→ SHORT EXERCISE:
Below are some records; reproduce every one of them exactly.

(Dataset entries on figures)

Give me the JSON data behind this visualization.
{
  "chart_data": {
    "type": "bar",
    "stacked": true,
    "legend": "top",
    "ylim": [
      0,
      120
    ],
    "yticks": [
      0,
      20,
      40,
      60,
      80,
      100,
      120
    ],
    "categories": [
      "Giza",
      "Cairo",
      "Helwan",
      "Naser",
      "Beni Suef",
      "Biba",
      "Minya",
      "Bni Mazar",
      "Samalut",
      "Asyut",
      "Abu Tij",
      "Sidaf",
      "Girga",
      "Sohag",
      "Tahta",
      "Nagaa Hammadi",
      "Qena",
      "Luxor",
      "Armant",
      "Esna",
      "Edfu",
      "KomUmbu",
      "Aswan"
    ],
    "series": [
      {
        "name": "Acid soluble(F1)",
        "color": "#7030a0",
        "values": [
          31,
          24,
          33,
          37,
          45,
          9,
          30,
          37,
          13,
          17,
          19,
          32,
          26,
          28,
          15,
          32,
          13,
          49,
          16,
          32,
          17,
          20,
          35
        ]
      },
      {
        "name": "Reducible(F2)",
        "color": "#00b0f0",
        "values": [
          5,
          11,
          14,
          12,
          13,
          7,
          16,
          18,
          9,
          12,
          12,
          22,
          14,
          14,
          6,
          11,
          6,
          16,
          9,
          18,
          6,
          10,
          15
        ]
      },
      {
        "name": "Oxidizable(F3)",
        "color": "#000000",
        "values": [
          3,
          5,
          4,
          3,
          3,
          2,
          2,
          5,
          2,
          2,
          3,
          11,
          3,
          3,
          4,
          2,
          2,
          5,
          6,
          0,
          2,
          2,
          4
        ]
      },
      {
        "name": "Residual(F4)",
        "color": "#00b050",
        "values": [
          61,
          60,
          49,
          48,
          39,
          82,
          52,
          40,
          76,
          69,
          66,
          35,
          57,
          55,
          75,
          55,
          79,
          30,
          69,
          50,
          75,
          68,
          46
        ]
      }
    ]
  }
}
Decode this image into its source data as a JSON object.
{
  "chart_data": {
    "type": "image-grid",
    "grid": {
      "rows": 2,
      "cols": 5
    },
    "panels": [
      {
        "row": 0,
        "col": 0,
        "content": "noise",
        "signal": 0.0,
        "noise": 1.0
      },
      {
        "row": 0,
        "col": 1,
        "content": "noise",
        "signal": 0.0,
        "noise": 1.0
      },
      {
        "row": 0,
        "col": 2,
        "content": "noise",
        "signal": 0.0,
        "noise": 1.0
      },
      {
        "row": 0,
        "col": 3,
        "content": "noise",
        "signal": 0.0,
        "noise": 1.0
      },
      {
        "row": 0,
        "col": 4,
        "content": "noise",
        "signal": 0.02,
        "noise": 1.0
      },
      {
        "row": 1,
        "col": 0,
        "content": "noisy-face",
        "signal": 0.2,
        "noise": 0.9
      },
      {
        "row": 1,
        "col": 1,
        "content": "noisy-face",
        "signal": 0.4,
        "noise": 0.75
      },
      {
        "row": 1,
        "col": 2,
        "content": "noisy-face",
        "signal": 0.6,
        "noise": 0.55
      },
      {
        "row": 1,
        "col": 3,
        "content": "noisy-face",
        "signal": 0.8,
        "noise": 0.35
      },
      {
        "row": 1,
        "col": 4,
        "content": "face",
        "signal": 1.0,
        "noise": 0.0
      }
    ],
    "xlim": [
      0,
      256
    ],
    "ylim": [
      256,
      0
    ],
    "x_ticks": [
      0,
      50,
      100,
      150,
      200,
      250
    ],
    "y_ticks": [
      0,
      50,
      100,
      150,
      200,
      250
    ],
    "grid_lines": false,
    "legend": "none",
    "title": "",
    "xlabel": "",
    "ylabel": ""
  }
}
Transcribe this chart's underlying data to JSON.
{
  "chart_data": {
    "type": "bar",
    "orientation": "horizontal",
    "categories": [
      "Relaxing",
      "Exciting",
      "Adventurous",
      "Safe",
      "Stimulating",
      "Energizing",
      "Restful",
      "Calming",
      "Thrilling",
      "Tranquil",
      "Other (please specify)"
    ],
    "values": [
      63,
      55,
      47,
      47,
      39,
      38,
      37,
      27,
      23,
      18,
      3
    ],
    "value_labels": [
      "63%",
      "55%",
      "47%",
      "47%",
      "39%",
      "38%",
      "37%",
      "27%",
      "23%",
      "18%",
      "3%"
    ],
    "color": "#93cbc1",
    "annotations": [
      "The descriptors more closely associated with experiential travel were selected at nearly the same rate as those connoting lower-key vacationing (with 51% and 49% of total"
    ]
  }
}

→ EXERCISE OUTPUT:
Give me the JSON data behind this visualization.
{
  "chart_data": {
    "type": "bar",
    "stacked": true,
    "legend": "top",
    "ylim": [
      0,
      120
    ],
    "yticks": [
      0,
      20,
      40,
      60,
      80,
      100,
      120
    ],
    "categories": [
      "Giza",
      "Cairo",
      "Helwan",
      "Naser",
      "Beni Suef",
      "Biba",
      "Minya",
      "Bni Mazar",
      "Samalut",
      "Asyut",
      "Abu Tij",
      "Sidaf",
      "Girga",
      "Sohag",
      "Tahta",
      "Nagaa Hammadi",
      "Qena",
      "Luxor",
      "Armant",
      "Esna",
      "Edfu",
      "KomUmbu",
      "Aswan"
    ],
    "series": [
      {
        "name": "Acid soluble(F1)",
        "color": "#7030a0",
        "values": [
          31,
          24,
          33,
          37,
          45,
          9,
          30,
          37,
          13,
          17,
          19,
          32,
          26,
          28,
          15,
          32,
          13,
          49,
          16,
          32,
          17,
          20,
          35
        ]
      },
      {
        "name": "Reducible(F2)",
        "color": "#00b0f0",
        "values": [
          5,
          11,
          14,
          12,
          13,
          7,
          16,
          18,
          9,
          12,
          12,
          22,
          14,
          14,
          6,
          11,
          6,
          16,
          9,
          18,
          6,
          10,
          15
        ]
      },
      {
        "name": "Oxidizable(F3)",
        "color": "#000000",
        "values": [
          3,
          5,
          4,
          3,
          3,
          2,
          2,
          5,
          2,
          2,
          3,
          11,
          3,
          3,
          4,
          2,
          2,
          5,
          6,
          0,
          2,
          2,
          4
        ]
      },
      {
        "name": "Residual(F4)",
        "color": "#00b050",
        "values": [
          61,
          60,
          49,
          48,
          39,
          82,
          52,
          40,
          76,
          69,
          66,
          35,
          57,
          55,
          75,
          55,
          79,
          30,
          69,
          50,
          75,
          68,
          46
        ]
      }
    ]
  }
}
Decode this image into its source data as a JSON object.
{
  "chart_data": {
    "type": "image-grid",
    "grid": {
      "rows": 2,
      "cols": 5
    },
    "panels": [
      {
        "row": 0,
        "col": 0,
        "content": "noise",
        "signal": 0.0,
        "noise": 1.0
      },
      {
        "row": 0,
        "col": 1,
        "content": "noise",
        "signal": 0.0,
        "noise": 1.0
      },
      {
        "row": 0,
        "col": 2,
        "content": "noise",
        "signal": 0.0,
        "noise": 1.0
      },
      {
        "row": 0,
        "col": 3,
        "content": "noise",
        "signal": 0.0,
        "noise": 1.0
      },
      {
        "row": 0,
        "col": 4,
        "content": "noise",
        "signal": 0.02,
        "noise": 1.0
      },
      {
        "row": 1,
        "col": 0,
        "content": "noisy-face",
        "signal": 0.2,
        "noise": 0.9
      },
      {
        "row": 1,
        "col": 1,
        "content": "noisy-face",
        "signal": 0.4,
        "noise": 0.75
      },
      {
        "row": 1,
        "col": 2,
        "content": "noisy-face",
        "signal": 0.6,
        "noise": 0.55
      },
      {
        "row": 1,
        "col": 3,
        "content": "noisy-face",
        "signal": 0.8,
        "noise": 0.35
      },
      {
        "row": 1,
        "col": 4,
        "content": "face",
        "signal": 1.0,
        "noise": 0.0
      }
    ],
    "xlim": [
      0,
      256
    ],
    "ylim": [
      256,
      0
    ],
    "x_ticks": [
      0,
      50,
      100,
      150,
      200,
      250
    ],
    "y_ticks": [
      0,
      50,
      100,
      150,
      200,
      250
    ],
    "grid_lines": false,
    "legend": "none",
    "title": "",
    "xlabel": "",
    "ylabel": ""
  }
}
Transcribe this chart's underlying data to JSON.
{
  "chart_data": {
    "type": "bar",
    "orientation": "horizontal",
    "categories": [
      "Relaxing",
      "Exciting",
      "Adventurous",
      "Safe",
      "Stimulating",
      "Energizing",
      "Restful",
      "Calming",
      "Thrilling",
      "Tranquil",
      "Other (please specify)"
    ],
    "values": [
      63,
      55,
      47,
      47,
      39,
      38,
      37,
      27,
      23,
      18,
      3
    ],
    "value_labels": [
      "63%",
      "55%",
      "47%",
      "47%",
      "39%",
      "38%",
      "37%",
      "27%",
      "23%",
      "18%",
      "3%"
    ],
    "color": "#93cbc1",
    "annotations": [
      "The descriptors more closely associated with experiential travel were selected at nearly the same rate as those connoting lower-key vacationing (with 51% and 49% of total"
    ]
  }
}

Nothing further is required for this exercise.